▶ [Data records]
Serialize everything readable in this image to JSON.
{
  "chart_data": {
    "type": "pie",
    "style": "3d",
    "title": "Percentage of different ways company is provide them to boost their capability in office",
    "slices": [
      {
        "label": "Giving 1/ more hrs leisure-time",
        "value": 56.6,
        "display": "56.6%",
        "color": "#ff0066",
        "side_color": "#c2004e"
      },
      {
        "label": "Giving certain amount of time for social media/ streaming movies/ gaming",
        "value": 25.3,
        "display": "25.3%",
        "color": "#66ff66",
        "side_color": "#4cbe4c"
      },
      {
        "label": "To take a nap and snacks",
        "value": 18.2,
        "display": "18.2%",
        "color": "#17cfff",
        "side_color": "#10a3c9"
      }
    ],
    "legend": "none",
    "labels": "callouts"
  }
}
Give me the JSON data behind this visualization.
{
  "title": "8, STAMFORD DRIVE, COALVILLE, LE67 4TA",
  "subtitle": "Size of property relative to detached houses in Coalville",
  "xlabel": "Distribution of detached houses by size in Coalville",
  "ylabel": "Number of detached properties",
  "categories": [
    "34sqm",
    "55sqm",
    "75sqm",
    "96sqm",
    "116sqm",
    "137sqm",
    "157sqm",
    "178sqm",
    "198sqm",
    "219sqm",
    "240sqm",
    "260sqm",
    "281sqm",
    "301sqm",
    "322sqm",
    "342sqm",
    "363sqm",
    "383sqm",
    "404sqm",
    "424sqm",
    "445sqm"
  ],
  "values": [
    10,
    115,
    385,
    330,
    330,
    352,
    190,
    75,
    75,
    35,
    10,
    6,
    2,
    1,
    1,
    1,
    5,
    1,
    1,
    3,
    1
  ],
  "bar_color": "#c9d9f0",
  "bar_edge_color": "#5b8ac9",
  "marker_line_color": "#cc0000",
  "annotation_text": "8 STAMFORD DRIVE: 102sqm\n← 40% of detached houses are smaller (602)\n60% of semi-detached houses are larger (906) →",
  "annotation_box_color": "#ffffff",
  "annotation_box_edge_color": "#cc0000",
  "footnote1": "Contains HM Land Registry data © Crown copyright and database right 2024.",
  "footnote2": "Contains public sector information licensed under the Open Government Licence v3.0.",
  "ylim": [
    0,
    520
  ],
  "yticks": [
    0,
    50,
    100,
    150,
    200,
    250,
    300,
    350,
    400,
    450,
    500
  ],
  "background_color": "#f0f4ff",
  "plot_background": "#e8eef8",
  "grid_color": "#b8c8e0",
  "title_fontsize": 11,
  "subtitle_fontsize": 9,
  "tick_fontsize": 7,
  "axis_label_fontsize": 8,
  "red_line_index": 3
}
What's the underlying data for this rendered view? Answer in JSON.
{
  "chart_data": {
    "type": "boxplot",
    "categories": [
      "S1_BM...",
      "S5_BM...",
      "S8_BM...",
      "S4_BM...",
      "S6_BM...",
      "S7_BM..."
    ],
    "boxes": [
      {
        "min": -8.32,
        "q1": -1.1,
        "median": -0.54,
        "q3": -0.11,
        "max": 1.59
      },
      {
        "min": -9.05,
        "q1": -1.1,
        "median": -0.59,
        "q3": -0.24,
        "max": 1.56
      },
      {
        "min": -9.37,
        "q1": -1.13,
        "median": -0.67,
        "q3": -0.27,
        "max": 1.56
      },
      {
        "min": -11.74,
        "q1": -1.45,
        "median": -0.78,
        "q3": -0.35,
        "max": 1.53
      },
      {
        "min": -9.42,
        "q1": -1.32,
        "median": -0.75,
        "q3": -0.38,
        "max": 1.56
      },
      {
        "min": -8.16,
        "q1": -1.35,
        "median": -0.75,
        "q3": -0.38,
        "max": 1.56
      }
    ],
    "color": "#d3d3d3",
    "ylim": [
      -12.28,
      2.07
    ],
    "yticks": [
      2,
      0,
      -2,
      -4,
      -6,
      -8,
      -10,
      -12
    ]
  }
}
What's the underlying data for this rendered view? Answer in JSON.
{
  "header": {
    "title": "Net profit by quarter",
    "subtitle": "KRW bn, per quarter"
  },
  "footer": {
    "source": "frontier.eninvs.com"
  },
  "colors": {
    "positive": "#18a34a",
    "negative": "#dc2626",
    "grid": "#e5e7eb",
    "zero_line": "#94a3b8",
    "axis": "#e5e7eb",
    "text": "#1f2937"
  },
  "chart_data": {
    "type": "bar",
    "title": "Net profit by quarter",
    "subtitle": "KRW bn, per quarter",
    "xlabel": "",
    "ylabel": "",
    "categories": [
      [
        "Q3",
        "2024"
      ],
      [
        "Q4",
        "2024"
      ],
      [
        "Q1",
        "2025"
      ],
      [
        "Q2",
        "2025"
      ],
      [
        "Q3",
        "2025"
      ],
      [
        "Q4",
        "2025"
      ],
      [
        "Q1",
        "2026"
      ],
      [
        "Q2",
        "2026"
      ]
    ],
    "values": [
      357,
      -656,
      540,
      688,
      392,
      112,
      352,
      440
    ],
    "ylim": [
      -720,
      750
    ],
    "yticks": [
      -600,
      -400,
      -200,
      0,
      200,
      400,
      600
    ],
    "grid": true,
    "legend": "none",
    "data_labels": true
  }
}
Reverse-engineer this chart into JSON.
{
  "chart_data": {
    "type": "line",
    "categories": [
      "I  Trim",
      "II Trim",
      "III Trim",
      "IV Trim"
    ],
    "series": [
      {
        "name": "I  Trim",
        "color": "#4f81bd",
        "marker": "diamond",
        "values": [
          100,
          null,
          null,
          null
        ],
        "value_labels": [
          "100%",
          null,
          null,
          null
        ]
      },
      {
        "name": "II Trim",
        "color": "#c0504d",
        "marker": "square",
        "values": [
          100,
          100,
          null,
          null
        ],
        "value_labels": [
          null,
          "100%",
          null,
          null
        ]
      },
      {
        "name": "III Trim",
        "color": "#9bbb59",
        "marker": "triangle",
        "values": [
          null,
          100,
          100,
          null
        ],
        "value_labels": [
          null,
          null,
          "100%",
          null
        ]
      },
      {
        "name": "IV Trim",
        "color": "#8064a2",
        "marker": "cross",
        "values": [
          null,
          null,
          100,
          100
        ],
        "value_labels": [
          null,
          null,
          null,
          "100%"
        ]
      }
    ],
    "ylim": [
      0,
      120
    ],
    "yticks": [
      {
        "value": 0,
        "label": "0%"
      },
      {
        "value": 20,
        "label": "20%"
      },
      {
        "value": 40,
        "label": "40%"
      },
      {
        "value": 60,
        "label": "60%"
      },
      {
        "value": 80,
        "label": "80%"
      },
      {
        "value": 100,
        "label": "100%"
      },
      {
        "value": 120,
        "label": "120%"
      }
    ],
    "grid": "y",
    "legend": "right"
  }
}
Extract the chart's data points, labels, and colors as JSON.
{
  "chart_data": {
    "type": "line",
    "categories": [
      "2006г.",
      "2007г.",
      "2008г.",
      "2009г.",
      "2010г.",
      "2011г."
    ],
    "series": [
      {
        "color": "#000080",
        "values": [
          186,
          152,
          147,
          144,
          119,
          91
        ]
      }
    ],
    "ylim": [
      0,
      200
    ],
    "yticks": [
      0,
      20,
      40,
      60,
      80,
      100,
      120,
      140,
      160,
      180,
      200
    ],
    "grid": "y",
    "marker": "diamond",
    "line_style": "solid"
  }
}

▶ [Task prompt] Pick out the lines containing the string "display".

▶ [Response to the task]
        "display": "56.6%",
        "display": "25.3%",
        "display": "18.2%",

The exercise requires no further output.